■ STATED GOAL
Copy out each line exactly; pictures stay out of the copy.

### SUPPLIED MATERIAL ###

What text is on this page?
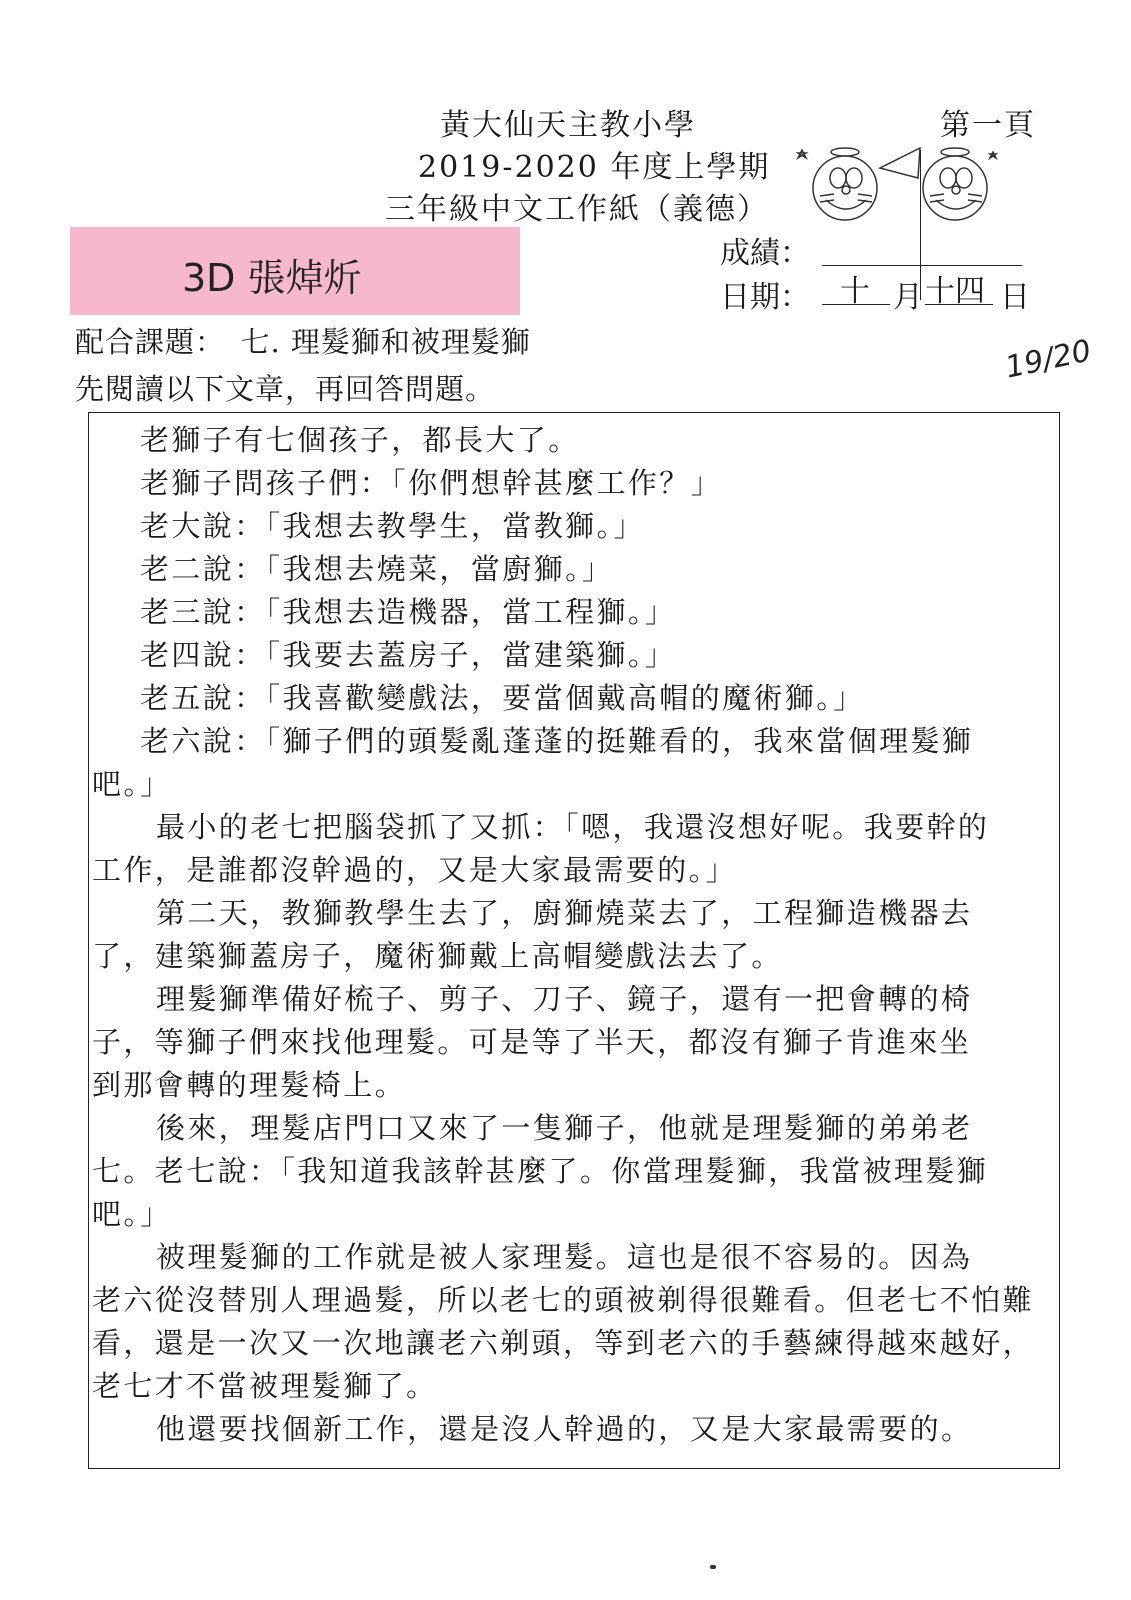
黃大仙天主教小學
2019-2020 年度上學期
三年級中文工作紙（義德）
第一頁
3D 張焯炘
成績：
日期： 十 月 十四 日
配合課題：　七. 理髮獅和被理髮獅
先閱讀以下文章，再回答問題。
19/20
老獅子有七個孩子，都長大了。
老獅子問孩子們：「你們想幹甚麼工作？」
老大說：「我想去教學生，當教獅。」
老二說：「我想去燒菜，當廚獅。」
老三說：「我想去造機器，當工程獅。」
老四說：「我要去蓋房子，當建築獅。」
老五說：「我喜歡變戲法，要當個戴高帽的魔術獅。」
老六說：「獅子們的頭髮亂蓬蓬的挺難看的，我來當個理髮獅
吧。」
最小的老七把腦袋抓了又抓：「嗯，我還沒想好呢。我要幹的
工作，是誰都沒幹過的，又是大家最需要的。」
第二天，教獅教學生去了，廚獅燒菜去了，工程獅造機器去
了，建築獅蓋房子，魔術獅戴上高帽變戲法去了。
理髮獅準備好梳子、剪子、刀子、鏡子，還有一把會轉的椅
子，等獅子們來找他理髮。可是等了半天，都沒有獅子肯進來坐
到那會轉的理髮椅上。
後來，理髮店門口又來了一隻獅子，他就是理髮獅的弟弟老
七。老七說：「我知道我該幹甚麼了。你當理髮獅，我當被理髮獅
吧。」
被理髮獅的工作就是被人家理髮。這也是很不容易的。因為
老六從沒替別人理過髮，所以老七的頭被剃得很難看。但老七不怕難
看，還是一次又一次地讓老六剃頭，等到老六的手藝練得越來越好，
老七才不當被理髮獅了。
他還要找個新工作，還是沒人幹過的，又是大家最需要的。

###

■ RESULT
What text is on this page?
黃大仙天主教小學
2019-2020 年度上學期
三年級中文工作紙（義德）
第一頁
3D 張焯炘
成績：
日期： 十 月 十四 日
配合課題：　七. 理髮獅和被理髮獅
先閱讀以下文章，再回答問題。
19/20
老獅子有七個孩子，都長大了。
老獅子問孩子們：「你們想幹甚麼工作？」
老大說：「我想去教學生，當教獅。」
老二說：「我想去燒菜，當廚獅。」
老三說：「我想去造機器，當工程獅。」
老四說：「我要去蓋房子，當建築獅。」
老五說：「我喜歡變戲法，要當個戴高帽的魔術獅。」
老六說：「獅子們的頭髮亂蓬蓬的挺難看的，我來當個理髮獅
吧。」
最小的老七把腦袋抓了又抓：「嗯，我還沒想好呢。我要幹的
工作，是誰都沒幹過的，又是大家最需要的。」
第二天，教獅教學生去了，廚獅燒菜去了，工程獅造機器去
了，建築獅蓋房子，魔術獅戴上高帽變戲法去了。
理髮獅準備好梳子、剪子、刀子、鏡子，還有一把會轉的椅
子，等獅子們來找他理髮。可是等了半天，都沒有獅子肯進來坐
到那會轉的理髮椅上。
後來，理髮店門口又來了一隻獅子，他就是理髮獅的弟弟老
七。老七說：「我知道我該幹甚麼了。你當理髮獅，我當被理髮獅
吧。」
被理髮獅的工作就是被人家理髮。這也是很不容易的。因為
老六從沒替別人理過髮，所以老七的頭被剃得很難看。但老七不怕難
看，還是一次又一次地讓老六剃頭，等到老六的手藝練得越來越好，
老七才不當被理髮獅了。
他還要找個新工作，還是沒人幹過的，又是大家最需要的。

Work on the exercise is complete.